** start **

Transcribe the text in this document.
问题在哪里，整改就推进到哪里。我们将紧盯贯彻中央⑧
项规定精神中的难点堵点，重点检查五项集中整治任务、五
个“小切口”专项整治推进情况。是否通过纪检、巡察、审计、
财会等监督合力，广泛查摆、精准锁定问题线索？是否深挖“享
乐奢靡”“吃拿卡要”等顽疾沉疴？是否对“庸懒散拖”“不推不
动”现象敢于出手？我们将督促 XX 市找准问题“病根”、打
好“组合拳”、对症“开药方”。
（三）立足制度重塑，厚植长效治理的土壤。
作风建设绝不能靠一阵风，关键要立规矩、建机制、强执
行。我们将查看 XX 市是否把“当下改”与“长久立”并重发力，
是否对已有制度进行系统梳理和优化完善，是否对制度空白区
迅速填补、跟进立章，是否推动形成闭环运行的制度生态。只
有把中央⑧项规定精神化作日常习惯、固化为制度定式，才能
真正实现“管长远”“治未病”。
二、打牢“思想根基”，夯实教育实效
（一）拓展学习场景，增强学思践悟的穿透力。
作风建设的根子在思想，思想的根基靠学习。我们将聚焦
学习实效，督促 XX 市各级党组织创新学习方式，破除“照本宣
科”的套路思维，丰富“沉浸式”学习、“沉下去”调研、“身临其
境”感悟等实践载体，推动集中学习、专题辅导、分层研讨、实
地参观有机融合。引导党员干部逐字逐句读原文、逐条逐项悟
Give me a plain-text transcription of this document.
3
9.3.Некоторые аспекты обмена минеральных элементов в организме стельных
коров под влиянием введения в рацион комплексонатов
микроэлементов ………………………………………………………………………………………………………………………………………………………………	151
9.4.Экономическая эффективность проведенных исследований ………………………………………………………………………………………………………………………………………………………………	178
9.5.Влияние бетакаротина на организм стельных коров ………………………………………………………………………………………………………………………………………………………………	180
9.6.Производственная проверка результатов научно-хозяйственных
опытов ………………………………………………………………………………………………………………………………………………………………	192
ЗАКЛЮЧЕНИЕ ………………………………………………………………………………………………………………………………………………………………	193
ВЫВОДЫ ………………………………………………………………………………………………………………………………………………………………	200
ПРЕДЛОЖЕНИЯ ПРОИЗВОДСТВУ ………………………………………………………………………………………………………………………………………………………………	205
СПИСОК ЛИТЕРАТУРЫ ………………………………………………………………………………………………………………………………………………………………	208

** end **

Problem statement: Reproduce the complete set of lines precisely as supplied.

Output for this task:
Transcribe the text in this document.
问题在哪里，整改就推进到哪里。我们将紧盯贯彻中央⑧
项规定精神中的难点堵点，重点检查五项集中整治任务、五
个“小切口”专项整治推进情况。是否通过纪检、巡察、审计、
财会等监督合力，广泛查摆、精准锁定问题线索？是否深挖“享
乐奢靡”“吃拿卡要”等顽疾沉疴？是否对“庸懒散拖”“不推不
动”现象敢于出手？我们将督促 XX 市找准问题“病根”、打
好“组合拳”、对症“开药方”。
（三）立足制度重塑，厚植长效治理的土壤。
作风建设绝不能靠一阵风，关键要立规矩、建机制、强执
行。我们将查看 XX 市是否把“当下改”与“长久立”并重发力，
是否对已有制度进行系统梳理和优化完善，是否对制度空白区
迅速填补、跟进立章，是否推动形成闭环运行的制度生态。只
有把中央⑧项规定精神化作日常习惯、固化为制度定式，才能
真正实现“管长远”“治未病”。
二、打牢“思想根基”，夯实教育实效
（一）拓展学习场景，增强学思践悟的穿透力。
作风建设的根子在思想，思想的根基靠学习。我们将聚焦
学习实效，督促 XX 市各级党组织创新学习方式，破除“照本宣
科”的套路思维，丰富“沉浸式”学习、“沉下去”调研、“身临其
境”感悟等实践载体，推动集中学习、专题辅导、分层研讨、实
地参观有机融合。引导党员干部逐字逐句读原文、逐条逐项悟
Give me a plain-text transcription of this document.
3
9.3.Некоторые аспекты обмена минеральных элементов в организме стельных
коров под влиянием введения в рацион комплексонатов
микроэлементов ………………………………………………………………………………………………………………………………………………………………	151
9.4.Экономическая эффективность проведенных исследований ………………………………………………………………………………………………………………………………………………………………	178
9.5.Влияние бетакаротина на организм стельных коров ………………………………………………………………………………………………………………………………………………………………	180
9.6.Производственная проверка результатов научно-хозяйственных
опытов ………………………………………………………………………………………………………………………………………………………………	192
ЗАКЛЮЧЕНИЕ ………………………………………………………………………………………………………………………………………………………………	193
ВЫВОДЫ ………………………………………………………………………………………………………………………………………………………………	200
ПРЕДЛОЖЕНИЯ ПРОИЗВОДСТВУ ………………………………………………………………………………………………………………………………………………………………	205
СПИСОК ЛИТЕРАТУРЫ ………………………………………………………………………………………………………………………………………………………………	208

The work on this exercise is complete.